## Exercise prompt
Every line of the data must be copied exactly.

====== Material provided

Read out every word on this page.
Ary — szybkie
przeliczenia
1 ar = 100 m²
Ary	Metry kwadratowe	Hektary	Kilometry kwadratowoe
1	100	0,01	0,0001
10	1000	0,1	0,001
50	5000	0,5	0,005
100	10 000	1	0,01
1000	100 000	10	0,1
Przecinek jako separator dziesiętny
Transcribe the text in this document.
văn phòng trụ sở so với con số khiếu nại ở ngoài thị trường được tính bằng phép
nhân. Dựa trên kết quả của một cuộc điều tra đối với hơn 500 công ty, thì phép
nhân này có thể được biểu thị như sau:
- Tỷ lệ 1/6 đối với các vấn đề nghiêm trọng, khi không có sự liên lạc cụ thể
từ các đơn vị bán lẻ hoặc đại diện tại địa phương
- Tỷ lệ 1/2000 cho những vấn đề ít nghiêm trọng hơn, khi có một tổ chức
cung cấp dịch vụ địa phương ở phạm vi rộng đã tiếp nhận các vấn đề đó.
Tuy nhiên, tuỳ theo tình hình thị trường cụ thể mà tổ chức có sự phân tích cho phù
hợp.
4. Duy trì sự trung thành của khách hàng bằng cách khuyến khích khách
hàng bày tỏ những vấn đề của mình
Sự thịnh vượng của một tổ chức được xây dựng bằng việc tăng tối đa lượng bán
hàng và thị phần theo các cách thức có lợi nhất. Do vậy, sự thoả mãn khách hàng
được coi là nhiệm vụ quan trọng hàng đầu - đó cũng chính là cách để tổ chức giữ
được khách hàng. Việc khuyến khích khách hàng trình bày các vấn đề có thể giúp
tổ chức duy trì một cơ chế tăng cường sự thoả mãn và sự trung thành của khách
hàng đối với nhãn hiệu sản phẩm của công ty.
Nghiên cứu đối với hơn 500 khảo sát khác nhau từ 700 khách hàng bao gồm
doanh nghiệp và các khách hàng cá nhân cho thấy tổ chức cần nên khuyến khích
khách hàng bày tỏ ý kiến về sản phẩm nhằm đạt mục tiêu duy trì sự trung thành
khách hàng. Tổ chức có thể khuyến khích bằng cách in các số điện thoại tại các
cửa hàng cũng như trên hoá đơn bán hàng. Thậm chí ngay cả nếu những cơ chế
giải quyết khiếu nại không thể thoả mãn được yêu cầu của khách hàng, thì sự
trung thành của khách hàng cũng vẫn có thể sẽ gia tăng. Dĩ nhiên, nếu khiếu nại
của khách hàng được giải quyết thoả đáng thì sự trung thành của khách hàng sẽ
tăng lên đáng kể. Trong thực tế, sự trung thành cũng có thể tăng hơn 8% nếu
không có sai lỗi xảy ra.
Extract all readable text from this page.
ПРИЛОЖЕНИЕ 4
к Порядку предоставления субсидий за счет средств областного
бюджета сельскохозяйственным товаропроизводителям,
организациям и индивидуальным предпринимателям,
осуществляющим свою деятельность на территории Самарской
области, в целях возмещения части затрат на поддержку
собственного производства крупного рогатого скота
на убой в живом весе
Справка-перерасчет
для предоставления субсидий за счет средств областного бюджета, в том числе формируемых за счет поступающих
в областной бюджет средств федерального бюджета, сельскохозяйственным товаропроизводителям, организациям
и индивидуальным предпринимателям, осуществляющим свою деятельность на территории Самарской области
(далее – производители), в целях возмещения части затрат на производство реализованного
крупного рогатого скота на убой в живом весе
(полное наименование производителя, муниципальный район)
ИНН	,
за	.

============

## Problem solution
Read out every word on this page.
Ary — szybkie
przeliczenia
1 ar = 100 m²
Ary	Metry kwadratowe	Hektary	Kilometry kwadratowoe
1	100	0,01	0,0001
10	1000	0,1	0,001
50	5000	0,5	0,005
100	10 000	1	0,01
1000	100 000	10	0,1
Przecinek jako separator dziesiętny
Transcribe the text in this document.
văn phòng trụ sở so với con số khiếu nại ở ngoài thị trường được tính bằng phép
nhân. Dựa trên kết quả của một cuộc điều tra đối với hơn 500 công ty, thì phép
nhân này có thể được biểu thị như sau:
- Tỷ lệ 1/6 đối với các vấn đề nghiêm trọng, khi không có sự liên lạc cụ thể
từ các đơn vị bán lẻ hoặc đại diện tại địa phương
- Tỷ lệ 1/2000 cho những vấn đề ít nghiêm trọng hơn, khi có một tổ chức
cung cấp dịch vụ địa phương ở phạm vi rộng đã tiếp nhận các vấn đề đó.
Tuy nhiên, tuỳ theo tình hình thị trường cụ thể mà tổ chức có sự phân tích cho phù
hợp.
4. Duy trì sự trung thành của khách hàng bằng cách khuyến khích khách
hàng bày tỏ những vấn đề của mình
Sự thịnh vượng của một tổ chức được xây dựng bằng việc tăng tối đa lượng bán
hàng và thị phần theo các cách thức có lợi nhất. Do vậy, sự thoả mãn khách hàng
được coi là nhiệm vụ quan trọng hàng đầu - đó cũng chính là cách để tổ chức giữ
được khách hàng. Việc khuyến khích khách hàng trình bày các vấn đề có thể giúp
tổ chức duy trì một cơ chế tăng cường sự thoả mãn và sự trung thành của khách
hàng đối với nhãn hiệu sản phẩm của công ty.
Nghiên cứu đối với hơn 500 khảo sát khác nhau từ 700 khách hàng bao gồm
doanh nghiệp và các khách hàng cá nhân cho thấy tổ chức cần nên khuyến khích
khách hàng bày tỏ ý kiến về sản phẩm nhằm đạt mục tiêu duy trì sự trung thành
khách hàng. Tổ chức có thể khuyến khích bằng cách in các số điện thoại tại các
cửa hàng cũng như trên hoá đơn bán hàng. Thậm chí ngay cả nếu những cơ chế
giải quyết khiếu nại không thể thoả mãn được yêu cầu của khách hàng, thì sự
trung thành của khách hàng cũng vẫn có thể sẽ gia tăng. Dĩ nhiên, nếu khiếu nại
của khách hàng được giải quyết thoả đáng thì sự trung thành của khách hàng sẽ
tăng lên đáng kể. Trong thực tế, sự trung thành cũng có thể tăng hơn 8% nếu
không có sai lỗi xảy ra.
Extract all readable text from this page.
ПРИЛОЖЕНИЕ 4
к Порядку предоставления субсидий за счет средств областного
бюджета сельскохозяйственным товаропроизводителям,
организациям и индивидуальным предпринимателям,
осуществляющим свою деятельность на территории Самарской
области, в целях возмещения части затрат на поддержку
собственного производства крупного рогатого скота
на убой в живом весе
Справка-перерасчет
для предоставления субсидий за счет средств областного бюджета, в том числе формируемых за счет поступающих
в областной бюджет средств федерального бюджета, сельскохозяйственным товаропроизводителям, организациям
и индивидуальным предпринимателям, осуществляющим свою деятельность на территории Самарской области
(далее – производители), в целях возмещения части затрат на производство реализованного
крупного рогатого скота на убой в живом весе
(полное наименование производителя, муниципальный район)
ИНН	,
за	.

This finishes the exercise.